== Task instructions ==
Using the listing below, please gather every line containing the word "grid".

== Data supplied ==
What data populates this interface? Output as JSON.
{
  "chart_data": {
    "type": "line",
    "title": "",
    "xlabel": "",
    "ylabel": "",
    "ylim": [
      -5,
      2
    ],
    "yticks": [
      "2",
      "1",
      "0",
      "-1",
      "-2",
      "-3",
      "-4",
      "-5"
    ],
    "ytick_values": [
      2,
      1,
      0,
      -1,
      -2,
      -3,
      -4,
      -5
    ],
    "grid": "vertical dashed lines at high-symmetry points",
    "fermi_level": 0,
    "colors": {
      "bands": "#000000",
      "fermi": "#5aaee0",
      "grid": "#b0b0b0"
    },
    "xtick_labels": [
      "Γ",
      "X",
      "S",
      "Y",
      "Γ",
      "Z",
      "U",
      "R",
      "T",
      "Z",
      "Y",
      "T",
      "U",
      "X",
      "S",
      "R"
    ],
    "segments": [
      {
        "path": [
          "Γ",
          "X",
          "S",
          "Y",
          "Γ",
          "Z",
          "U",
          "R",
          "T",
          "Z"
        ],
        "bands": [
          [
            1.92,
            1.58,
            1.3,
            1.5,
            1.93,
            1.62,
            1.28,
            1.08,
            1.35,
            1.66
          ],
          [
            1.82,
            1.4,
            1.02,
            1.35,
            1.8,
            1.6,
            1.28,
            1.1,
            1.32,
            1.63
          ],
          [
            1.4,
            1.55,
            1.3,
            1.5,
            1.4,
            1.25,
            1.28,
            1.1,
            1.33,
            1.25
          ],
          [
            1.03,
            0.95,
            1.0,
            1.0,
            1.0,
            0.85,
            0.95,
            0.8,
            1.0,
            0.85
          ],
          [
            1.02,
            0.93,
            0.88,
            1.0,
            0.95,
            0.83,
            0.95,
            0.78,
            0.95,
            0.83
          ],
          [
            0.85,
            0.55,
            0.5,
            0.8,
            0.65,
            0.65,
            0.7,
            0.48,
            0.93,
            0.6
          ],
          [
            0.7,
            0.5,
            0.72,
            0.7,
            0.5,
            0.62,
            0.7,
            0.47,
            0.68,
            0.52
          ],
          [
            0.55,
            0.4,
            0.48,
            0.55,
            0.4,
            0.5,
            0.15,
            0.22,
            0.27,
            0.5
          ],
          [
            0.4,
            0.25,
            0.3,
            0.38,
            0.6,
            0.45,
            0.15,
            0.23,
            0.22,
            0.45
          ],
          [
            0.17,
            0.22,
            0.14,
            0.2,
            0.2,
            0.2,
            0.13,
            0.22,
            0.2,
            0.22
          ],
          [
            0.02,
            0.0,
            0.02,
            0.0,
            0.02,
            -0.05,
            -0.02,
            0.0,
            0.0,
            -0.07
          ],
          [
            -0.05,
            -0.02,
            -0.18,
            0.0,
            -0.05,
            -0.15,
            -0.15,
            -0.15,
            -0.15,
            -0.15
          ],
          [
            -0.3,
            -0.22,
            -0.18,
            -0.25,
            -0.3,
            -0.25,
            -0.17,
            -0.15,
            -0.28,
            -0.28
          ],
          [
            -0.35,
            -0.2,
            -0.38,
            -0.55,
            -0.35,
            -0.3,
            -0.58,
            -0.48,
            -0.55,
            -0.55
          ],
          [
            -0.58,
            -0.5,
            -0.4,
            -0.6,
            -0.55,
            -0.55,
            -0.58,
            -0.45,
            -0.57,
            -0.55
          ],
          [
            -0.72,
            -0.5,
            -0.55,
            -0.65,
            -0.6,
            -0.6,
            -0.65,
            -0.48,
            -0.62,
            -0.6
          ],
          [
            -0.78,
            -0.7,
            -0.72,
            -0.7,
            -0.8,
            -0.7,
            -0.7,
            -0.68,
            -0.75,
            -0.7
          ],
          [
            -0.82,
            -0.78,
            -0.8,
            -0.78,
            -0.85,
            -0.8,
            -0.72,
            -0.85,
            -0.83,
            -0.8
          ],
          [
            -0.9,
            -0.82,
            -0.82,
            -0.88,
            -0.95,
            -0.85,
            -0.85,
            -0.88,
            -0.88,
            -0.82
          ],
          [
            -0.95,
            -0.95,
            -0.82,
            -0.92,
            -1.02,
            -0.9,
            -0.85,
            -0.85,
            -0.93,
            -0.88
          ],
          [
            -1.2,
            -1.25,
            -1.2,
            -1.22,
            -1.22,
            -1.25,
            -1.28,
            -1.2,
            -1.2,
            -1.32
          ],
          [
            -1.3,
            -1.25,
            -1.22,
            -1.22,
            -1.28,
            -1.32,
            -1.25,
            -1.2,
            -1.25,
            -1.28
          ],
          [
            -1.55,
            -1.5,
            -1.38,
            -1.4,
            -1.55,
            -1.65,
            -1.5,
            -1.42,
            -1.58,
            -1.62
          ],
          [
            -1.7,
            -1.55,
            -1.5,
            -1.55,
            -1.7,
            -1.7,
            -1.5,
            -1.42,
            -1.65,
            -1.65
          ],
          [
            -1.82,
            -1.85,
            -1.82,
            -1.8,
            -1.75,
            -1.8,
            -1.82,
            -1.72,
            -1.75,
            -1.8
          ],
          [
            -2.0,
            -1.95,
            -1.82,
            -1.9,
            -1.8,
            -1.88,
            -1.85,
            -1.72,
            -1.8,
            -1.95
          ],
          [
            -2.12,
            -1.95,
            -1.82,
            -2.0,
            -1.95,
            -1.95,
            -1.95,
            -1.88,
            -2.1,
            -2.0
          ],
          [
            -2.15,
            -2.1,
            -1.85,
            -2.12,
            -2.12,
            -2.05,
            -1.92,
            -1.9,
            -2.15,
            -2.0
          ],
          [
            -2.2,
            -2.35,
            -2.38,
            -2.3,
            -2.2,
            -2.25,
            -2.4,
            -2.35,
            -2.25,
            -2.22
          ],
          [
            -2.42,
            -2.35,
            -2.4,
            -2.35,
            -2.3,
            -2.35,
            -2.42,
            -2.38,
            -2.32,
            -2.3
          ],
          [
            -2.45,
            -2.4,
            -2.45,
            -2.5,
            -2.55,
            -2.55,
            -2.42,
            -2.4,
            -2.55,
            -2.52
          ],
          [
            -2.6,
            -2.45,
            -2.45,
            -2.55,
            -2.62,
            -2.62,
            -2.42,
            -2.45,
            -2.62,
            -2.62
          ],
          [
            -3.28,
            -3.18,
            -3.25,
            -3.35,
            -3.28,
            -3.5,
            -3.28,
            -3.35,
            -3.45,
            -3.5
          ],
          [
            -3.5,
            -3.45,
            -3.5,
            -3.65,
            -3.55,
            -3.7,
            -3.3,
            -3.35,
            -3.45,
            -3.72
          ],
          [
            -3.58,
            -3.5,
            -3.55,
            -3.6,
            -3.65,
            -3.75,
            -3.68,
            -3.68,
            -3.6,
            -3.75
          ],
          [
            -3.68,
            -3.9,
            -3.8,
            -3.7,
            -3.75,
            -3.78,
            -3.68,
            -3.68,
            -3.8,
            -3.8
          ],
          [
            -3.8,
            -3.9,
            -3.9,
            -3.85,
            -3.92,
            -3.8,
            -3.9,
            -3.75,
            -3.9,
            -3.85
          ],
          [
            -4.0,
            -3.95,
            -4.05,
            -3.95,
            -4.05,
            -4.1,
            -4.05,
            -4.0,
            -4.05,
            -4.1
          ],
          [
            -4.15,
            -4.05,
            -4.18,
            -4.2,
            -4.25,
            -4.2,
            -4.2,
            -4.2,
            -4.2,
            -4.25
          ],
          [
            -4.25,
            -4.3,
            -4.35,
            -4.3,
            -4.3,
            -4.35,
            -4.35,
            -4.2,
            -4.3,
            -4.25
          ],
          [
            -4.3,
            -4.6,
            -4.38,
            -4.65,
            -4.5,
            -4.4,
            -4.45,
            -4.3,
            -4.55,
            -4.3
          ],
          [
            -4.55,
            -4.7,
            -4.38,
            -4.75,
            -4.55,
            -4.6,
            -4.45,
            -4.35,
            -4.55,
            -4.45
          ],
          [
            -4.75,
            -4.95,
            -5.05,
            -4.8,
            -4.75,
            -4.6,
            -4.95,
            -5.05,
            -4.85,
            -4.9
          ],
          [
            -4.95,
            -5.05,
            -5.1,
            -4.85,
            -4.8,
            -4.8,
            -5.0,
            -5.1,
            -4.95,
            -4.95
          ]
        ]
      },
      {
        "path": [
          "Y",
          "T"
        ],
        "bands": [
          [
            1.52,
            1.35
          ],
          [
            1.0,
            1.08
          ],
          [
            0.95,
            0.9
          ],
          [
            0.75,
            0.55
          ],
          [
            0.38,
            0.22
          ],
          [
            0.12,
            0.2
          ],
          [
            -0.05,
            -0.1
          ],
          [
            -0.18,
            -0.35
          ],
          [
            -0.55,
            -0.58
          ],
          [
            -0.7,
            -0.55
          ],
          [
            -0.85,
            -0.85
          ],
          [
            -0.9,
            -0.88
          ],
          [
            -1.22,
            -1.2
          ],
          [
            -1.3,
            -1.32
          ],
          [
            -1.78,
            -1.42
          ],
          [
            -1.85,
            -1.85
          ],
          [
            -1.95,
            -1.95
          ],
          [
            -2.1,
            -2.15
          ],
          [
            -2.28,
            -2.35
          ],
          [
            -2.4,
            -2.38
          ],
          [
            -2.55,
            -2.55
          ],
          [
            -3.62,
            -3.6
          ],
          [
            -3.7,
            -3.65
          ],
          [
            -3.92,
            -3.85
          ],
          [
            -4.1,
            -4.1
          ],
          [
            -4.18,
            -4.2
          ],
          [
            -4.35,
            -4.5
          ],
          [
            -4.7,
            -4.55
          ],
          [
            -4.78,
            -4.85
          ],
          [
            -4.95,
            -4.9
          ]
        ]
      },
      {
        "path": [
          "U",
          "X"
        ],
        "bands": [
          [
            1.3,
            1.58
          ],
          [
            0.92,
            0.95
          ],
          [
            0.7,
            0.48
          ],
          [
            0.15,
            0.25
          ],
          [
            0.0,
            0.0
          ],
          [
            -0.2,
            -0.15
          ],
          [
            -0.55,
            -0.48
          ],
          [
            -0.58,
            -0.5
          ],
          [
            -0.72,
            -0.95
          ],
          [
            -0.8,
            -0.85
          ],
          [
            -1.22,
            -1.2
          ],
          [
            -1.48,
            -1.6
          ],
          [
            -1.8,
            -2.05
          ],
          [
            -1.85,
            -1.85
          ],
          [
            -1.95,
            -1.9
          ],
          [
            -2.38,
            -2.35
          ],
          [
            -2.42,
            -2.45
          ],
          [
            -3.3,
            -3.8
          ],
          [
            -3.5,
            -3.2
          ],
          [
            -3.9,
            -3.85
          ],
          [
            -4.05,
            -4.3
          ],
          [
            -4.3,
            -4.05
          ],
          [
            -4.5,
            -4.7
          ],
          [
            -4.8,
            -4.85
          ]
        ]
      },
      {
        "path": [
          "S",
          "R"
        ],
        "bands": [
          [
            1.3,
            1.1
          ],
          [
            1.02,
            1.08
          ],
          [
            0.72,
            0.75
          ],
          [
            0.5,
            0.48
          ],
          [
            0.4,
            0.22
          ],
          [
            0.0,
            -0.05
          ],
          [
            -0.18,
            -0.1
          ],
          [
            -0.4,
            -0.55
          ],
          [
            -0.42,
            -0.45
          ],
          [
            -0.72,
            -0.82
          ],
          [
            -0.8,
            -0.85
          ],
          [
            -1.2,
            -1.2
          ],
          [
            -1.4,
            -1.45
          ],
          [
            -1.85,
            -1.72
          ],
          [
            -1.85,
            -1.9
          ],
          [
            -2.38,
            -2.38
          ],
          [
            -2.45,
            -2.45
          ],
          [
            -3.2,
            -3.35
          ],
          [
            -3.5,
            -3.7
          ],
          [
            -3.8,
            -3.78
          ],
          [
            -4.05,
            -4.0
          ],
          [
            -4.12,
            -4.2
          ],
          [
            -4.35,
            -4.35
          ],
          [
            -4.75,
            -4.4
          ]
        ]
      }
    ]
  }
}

== Response ==
    "grid": "vertical dashed lines at high-symmetry points",
      "grid": "#b0b0b0"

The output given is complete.